==== Records provided ====

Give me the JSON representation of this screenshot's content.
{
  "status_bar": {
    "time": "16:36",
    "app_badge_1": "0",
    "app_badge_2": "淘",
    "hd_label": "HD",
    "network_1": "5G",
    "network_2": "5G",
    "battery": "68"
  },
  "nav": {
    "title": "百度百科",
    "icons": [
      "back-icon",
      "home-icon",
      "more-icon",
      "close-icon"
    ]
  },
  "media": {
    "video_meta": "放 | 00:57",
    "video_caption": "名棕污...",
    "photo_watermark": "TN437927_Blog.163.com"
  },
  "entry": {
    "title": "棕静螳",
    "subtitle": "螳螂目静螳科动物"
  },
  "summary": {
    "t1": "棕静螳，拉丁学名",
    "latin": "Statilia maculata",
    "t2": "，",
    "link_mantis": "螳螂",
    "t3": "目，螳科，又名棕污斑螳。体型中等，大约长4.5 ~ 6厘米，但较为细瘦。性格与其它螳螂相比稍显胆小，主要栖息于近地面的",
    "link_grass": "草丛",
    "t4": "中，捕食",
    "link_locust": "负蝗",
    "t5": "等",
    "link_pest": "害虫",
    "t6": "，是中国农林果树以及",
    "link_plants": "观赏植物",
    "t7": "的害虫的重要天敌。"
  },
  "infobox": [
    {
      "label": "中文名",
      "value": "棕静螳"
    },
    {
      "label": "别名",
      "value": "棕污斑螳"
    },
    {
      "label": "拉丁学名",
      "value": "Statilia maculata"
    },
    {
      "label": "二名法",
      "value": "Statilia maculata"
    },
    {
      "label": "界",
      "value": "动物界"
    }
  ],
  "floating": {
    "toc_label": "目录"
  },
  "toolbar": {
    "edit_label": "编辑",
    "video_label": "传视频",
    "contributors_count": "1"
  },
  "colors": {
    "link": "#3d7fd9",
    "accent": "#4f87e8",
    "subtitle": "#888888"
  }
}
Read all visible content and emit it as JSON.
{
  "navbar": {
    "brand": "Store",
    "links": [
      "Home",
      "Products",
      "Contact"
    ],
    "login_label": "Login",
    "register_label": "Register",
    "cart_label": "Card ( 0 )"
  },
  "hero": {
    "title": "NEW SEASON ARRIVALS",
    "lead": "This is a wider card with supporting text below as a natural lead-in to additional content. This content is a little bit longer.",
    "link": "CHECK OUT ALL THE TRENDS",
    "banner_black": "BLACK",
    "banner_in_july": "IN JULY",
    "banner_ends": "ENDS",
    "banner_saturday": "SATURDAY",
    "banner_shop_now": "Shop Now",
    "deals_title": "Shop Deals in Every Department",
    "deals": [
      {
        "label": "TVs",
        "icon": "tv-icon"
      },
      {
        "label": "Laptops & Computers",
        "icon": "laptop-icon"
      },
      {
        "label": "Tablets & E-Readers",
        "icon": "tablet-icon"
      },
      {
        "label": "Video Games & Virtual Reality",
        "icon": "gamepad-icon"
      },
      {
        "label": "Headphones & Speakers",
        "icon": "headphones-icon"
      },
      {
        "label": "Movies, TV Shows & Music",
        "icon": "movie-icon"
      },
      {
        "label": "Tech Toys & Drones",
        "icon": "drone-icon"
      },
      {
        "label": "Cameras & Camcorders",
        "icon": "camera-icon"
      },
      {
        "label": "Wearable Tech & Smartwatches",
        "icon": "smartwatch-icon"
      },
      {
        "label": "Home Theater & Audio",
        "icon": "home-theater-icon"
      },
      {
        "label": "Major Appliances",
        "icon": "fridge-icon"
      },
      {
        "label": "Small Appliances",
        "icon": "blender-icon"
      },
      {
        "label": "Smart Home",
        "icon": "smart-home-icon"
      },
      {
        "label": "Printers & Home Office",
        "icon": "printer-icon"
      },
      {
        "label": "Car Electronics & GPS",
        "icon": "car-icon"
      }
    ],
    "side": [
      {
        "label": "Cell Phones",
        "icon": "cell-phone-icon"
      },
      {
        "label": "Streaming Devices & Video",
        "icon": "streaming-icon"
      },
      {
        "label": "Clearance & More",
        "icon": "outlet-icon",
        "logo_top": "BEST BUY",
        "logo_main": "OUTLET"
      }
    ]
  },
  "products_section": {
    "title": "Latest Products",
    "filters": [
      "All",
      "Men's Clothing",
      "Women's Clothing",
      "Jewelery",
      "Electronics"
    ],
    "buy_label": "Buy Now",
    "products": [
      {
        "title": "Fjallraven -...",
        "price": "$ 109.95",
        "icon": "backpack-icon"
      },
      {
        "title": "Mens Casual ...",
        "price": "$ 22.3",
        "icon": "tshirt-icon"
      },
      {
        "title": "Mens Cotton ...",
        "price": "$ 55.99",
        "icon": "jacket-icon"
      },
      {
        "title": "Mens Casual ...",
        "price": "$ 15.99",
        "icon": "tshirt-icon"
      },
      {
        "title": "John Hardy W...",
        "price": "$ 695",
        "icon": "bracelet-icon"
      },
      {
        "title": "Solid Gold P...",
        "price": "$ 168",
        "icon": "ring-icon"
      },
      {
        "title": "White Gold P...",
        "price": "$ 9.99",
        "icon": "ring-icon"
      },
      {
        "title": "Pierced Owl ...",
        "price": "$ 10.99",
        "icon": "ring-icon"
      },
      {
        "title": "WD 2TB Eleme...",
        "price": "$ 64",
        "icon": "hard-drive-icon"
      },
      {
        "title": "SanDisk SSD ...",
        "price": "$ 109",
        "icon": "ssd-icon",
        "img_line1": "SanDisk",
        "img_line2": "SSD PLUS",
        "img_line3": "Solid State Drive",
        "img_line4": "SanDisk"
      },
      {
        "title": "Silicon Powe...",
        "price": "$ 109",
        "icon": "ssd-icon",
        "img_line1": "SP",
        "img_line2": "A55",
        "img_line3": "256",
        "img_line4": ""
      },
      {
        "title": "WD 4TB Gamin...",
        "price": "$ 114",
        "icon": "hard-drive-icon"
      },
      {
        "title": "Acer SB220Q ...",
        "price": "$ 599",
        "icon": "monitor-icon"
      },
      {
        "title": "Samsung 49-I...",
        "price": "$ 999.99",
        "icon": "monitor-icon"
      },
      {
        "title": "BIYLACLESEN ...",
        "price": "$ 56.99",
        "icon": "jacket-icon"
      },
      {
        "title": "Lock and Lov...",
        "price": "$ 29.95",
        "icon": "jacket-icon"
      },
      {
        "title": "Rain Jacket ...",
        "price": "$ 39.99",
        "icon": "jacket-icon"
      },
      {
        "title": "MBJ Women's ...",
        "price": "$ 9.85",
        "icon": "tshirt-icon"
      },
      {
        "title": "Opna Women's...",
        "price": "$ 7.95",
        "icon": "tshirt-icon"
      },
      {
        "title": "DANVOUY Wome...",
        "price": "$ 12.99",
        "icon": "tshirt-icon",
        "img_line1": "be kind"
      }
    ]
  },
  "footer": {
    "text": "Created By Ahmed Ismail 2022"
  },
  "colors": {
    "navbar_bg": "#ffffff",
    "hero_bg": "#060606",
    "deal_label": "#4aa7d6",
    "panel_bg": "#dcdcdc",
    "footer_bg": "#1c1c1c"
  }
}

====

Exercise goal – Your task is to collect every line above that contains the word "Electronics".

The solution –
        "label": "Car Electronics & GPS",
      "Electronics"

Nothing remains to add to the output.